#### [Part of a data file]
%%

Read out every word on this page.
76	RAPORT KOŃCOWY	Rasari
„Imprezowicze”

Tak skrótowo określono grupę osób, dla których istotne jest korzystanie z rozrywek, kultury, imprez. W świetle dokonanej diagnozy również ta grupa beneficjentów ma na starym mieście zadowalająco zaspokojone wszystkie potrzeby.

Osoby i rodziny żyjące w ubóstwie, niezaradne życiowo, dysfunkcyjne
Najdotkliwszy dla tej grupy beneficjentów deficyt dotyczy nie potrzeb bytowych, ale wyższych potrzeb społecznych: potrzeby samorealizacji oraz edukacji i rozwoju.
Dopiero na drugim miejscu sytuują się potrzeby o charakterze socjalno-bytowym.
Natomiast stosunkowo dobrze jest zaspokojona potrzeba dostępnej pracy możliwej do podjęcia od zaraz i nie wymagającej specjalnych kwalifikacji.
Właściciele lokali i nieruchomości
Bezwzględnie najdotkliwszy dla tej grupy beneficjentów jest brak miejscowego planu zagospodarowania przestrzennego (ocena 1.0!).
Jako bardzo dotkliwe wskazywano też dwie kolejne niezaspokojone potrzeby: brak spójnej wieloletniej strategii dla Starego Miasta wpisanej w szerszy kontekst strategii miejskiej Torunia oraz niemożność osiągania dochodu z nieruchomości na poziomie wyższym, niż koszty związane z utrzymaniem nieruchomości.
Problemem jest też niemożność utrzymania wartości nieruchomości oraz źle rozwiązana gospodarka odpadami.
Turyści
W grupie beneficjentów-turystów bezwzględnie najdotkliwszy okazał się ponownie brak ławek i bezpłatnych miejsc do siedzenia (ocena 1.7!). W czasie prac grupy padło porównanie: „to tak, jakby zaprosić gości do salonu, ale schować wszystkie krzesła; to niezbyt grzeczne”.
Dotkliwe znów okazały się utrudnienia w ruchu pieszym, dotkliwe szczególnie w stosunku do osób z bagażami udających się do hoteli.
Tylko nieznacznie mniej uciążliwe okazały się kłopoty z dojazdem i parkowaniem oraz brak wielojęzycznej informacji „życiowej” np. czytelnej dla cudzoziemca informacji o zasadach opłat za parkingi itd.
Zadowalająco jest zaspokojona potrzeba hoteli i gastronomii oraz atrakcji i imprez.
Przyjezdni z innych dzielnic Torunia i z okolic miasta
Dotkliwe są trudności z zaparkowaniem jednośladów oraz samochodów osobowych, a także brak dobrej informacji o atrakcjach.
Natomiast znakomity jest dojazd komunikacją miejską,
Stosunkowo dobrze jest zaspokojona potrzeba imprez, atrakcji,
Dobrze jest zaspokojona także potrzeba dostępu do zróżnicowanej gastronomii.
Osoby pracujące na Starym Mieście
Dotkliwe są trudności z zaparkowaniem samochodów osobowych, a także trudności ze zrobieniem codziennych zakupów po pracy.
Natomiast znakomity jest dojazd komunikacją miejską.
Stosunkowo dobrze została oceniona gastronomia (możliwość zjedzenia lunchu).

%%

#### [Task prompt]
Copy each line of the data exactly, leaving nothing out.

#### [Answer to the exercise]
Read out every word on this page.
76	RAPORT KOŃCOWY	Rasari
„Imprezowicze”

Tak skrótowo określono grupę osób, dla których istotne jest korzystanie z rozrywek, kultury, imprez. W świetle dokonanej diagnozy również ta grupa beneficjentów ma na starym mieście zadowalająco zaspokojone wszystkie potrzeby.

Osoby i rodziny żyjące w ubóstwie, niezaradne życiowo, dysfunkcyjne
Najdotkliwszy dla tej grupy beneficjentów deficyt dotyczy nie potrzeb bytowych, ale wyższych potrzeb społecznych: potrzeby samorealizacji oraz edukacji i rozwoju.
Dopiero na drugim miejscu sytuują się potrzeby o charakterze socjalno-bytowym.
Natomiast stosunkowo dobrze jest zaspokojona potrzeba dostępnej pracy możliwej do podjęcia od zaraz i nie wymagającej specjalnych kwalifikacji.
Właściciele lokali i nieruchomości
Bezwzględnie najdotkliwszy dla tej grupy beneficjentów jest brak miejscowego planu zagospodarowania przestrzennego (ocena 1.0!).
Jako bardzo dotkliwe wskazywano też dwie kolejne niezaspokojone potrzeby: brak spójnej wieloletniej strategii dla Starego Miasta wpisanej w szerszy kontekst strategii miejskiej Torunia oraz niemożność osiągania dochodu z nieruchomości na poziomie wyższym, niż koszty związane z utrzymaniem nieruchomości.
Problemem jest też niemożność utrzymania wartości nieruchomości oraz źle rozwiązana gospodarka odpadami.
Turyści
W grupie beneficjentów-turystów bezwzględnie najdotkliwszy okazał się ponownie brak ławek i bezpłatnych miejsc do siedzenia (ocena 1.7!). W czasie prac grupy padło porównanie: „to tak, jakby zaprosić gości do salonu, ale schować wszystkie krzesła; to niezbyt grzeczne”.
Dotkliwe znów okazały się utrudnienia w ruchu pieszym, dotkliwe szczególnie w stosunku do osób z bagażami udających się do hoteli.
Tylko nieznacznie mniej uciążliwe okazały się kłopoty z dojazdem i parkowaniem oraz brak wielojęzycznej informacji „życiowej” np. czytelnej dla cudzoziemca informacji o zasadach opłat za parkingi itd.
Zadowalająco jest zaspokojona potrzeba hoteli i gastronomii oraz atrakcji i imprez.
Przyjezdni z innych dzielnic Torunia i z okolic miasta
Dotkliwe są trudności z zaparkowaniem jednośladów oraz samochodów osobowych, a także brak dobrej informacji o atrakcjach.
Natomiast znakomity jest dojazd komunikacją miejską,
Stosunkowo dobrze jest zaspokojona potrzeba imprez, atrakcji,
Dobrze jest zaspokojona także potrzeba dostępu do zróżnicowanej gastronomii.
Osoby pracujące na Starym Mieście
Dotkliwe są trudności z zaparkowaniem samochodów osobowych, a także trudności ze zrobieniem codziennych zakupów po pracy.
Natomiast znakomity jest dojazd komunikacją miejską.
Stosunkowo dobrze została oceniona gastronomia (możliwość zjedzenia lunchu).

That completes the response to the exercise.